What the exercise asks: Below is some material; set it all down exactly, apart from the pictures.

Exercise material:
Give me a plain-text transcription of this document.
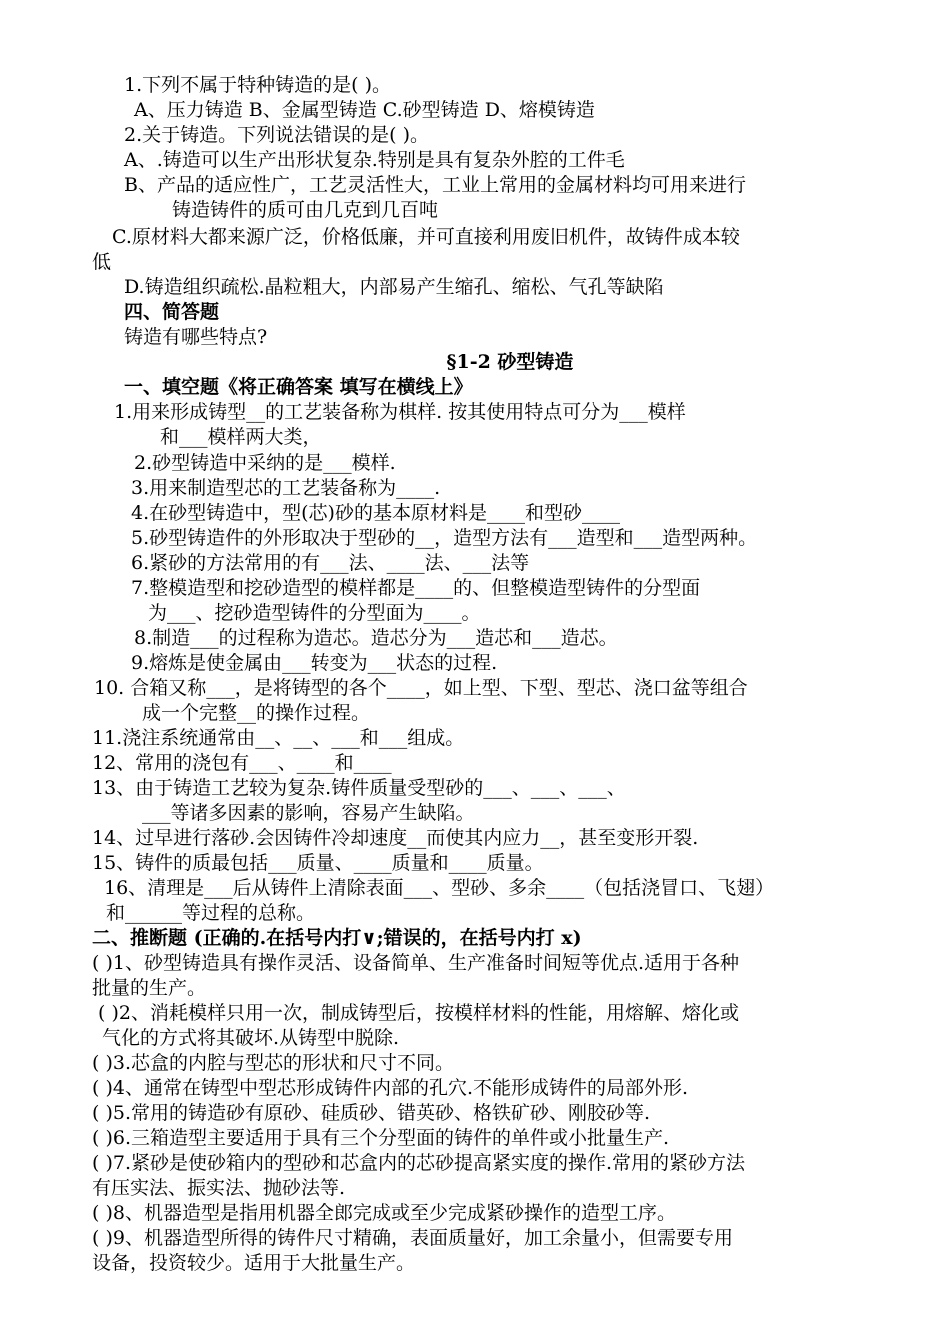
1.下列不属于特种铸造的是( )。
A、压力铸造 B、金属型铸造 C.砂型铸造 D、熔模铸造
2.关于铸造。下列说法错误的是( )。
A、.铸造可以生产出形状复杂.特别是具有复杂外腔的工件毛
B、产品的适应性广，工艺灵活性大，工业上常用的金属材料均可用来进行
铸造铸件的质可由几克到几百吨
C.原材料大都来源广泛，价格低廉，并可直接利用废旧机件，故铸件成本较
低
D.铸造组织疏松.晶粒粗大，内部易产生缩孔、缩松、气孔等缺陷
四、简答题
铸造有哪些特点?
§1-2 砂型铸造
一、填空题《将正确答案 填写在横线上》
1.用来形成铸型__的工艺装备称为棋样. 按其使用特点可分为___模样
和___模样两大类，
2.砂型铸造中采纳的是___模样.
3.用来制造型芯的工艺装备称为____.
4.在砂型铸造中，型(芯)砂的基本原材料是____和型砂____
5.砂型铸造件的外形取决于型砂的__，造型方法有___造型和___造型两种。
6.紧砂的方法常用的有___法、____法、___法等
7.整模造型和挖砂造型的模样都是____的、但整模造型铸件的分型面
为___、挖砂造型铸件的分型面为____。
8.制造___的过程称为造芯。造芯分为___造芯和___造芯。
9.熔炼是使金属由___转变为___状态的过程.
10. 合箱又称___，是将铸型的各个____，如上型、下型、型芯、浇口盆等组合
成一个完整__的操作过程。
11.浇注系统通常由__、__、___和___组成。
12、常用的浇包有___、____和____
13、由于铸造工艺较为复杂.铸件质量受型砂的___、___、___、
___等诸多因素的影响，容易产生缺陷。
14、过早进行落砂.会因铸件冷却速度__而使其内应力__，甚至变形开裂.
15、铸件的质最包括___质量、____质量和____质量。
16、清理是___后从铸件上清除表面___、型砂、多余____（包括浇冒口、飞翅）
和______等过程的总称。
二、推断题 (正确的.在括号内打∨;错误的，在括号内打 x)
( )1、砂型铸造具有操作灵活、设备简单、生产准备时间短等优点.适用于各种
批量的生产。
( )2、消耗模样只用一次，制成铸型后，按模样材料的性能，用熔解、熔化或
气化的方式将其破坏.从铸型中脱除.
( )3.芯盒的内腔与型芯的形状和尺寸不同。
( )4、通常在铸型中型芯形成铸件内部的孔穴.不能形成铸件的局部外形.
( )5.常用的铸造砂有原砂、硅质砂、错英砂、格铁矿砂、刚胶砂等.
( )6.三箱造型主要适用于具有三个分型面的铸件的单件或小批量生产.
( )7.紧砂是使砂箱内的型砂和芯盒内的芯砂提高紧实度的操作.常用的紧砂方法
有压实法、振实法、抛砂法等.
( )8、机器造型是指用机器全郎完成或至少完成紧砂操作的造型工序。
( )9、机器造型所得的铸件尺寸精确，表面质量好，加工余量小，但需要专用
设备，投资较少。适用于大批量生产。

In response:
Give me a plain-text transcription of this document.
1.下列不属于特种铸造的是( )。
A、压力铸造 B、金属型铸造 C.砂型铸造 D、熔模铸造
2.关于铸造。下列说法错误的是( )。
A、.铸造可以生产出形状复杂.特别是具有复杂外腔的工件毛
B、产品的适应性广，工艺灵活性大，工业上常用的金属材料均可用来进行
铸造铸件的质可由几克到几百吨
C.原材料大都来源广泛，价格低廉，并可直接利用废旧机件，故铸件成本较
低
D.铸造组织疏松.晶粒粗大，内部易产生缩孔、缩松、气孔等缺陷
四、简答题
铸造有哪些特点?
§1-2 砂型铸造
一、填空题《将正确答案 填写在横线上》
1.用来形成铸型__的工艺装备称为棋样. 按其使用特点可分为___模样
和___模样两大类，
2.砂型铸造中采纳的是___模样.
3.用来制造型芯的工艺装备称为____.
4.在砂型铸造中，型(芯)砂的基本原材料是____和型砂____
5.砂型铸造件的外形取决于型砂的__，造型方法有___造型和___造型两种。
6.紧砂的方法常用的有___法、____法、___法等
7.整模造型和挖砂造型的模样都是____的、但整模造型铸件的分型面
为___、挖砂造型铸件的分型面为____。
8.制造___的过程称为造芯。造芯分为___造芯和___造芯。
9.熔炼是使金属由___转变为___状态的过程.
10. 合箱又称___，是将铸型的各个____，如上型、下型、型芯、浇口盆等组合
成一个完整__的操作过程。
11.浇注系统通常由__、__、___和___组成。
12、常用的浇包有___、____和____
13、由于铸造工艺较为复杂.铸件质量受型砂的___、___、___、
___等诸多因素的影响，容易产生缺陷。
14、过早进行落砂.会因铸件冷却速度__而使其内应力__，甚至变形开裂.
15、铸件的质最包括___质量、____质量和____质量。
16、清理是___后从铸件上清除表面___、型砂、多余____（包括浇冒口、飞翅）
和______等过程的总称。
二、推断题 (正确的.在括号内打∨;错误的，在括号内打 x)
( )1、砂型铸造具有操作灵活、设备简单、生产准备时间短等优点.适用于各种
批量的生产。
( )2、消耗模样只用一次，制成铸型后，按模样材料的性能，用熔解、熔化或
气化的方式将其破坏.从铸型中脱除.
( )3.芯盒的内腔与型芯的形状和尺寸不同。
( )4、通常在铸型中型芯形成铸件内部的孔穴.不能形成铸件的局部外形.
( )5.常用的铸造砂有原砂、硅质砂、错英砂、格铁矿砂、刚胶砂等.
( )6.三箱造型主要适用于具有三个分型面的铸件的单件或小批量生产.
( )7.紧砂是使砂箱内的型砂和芯盒内的芯砂提高紧实度的操作.常用的紧砂方法
有压实法、振实法、抛砂法等.
( )8、机器造型是指用机器全郎完成或至少完成紧砂操作的造型工序。
( )9、机器造型所得的铸件尺寸精确，表面质量好，加工余量小，但需要专用
设备，投资较少。适用于大批量生产。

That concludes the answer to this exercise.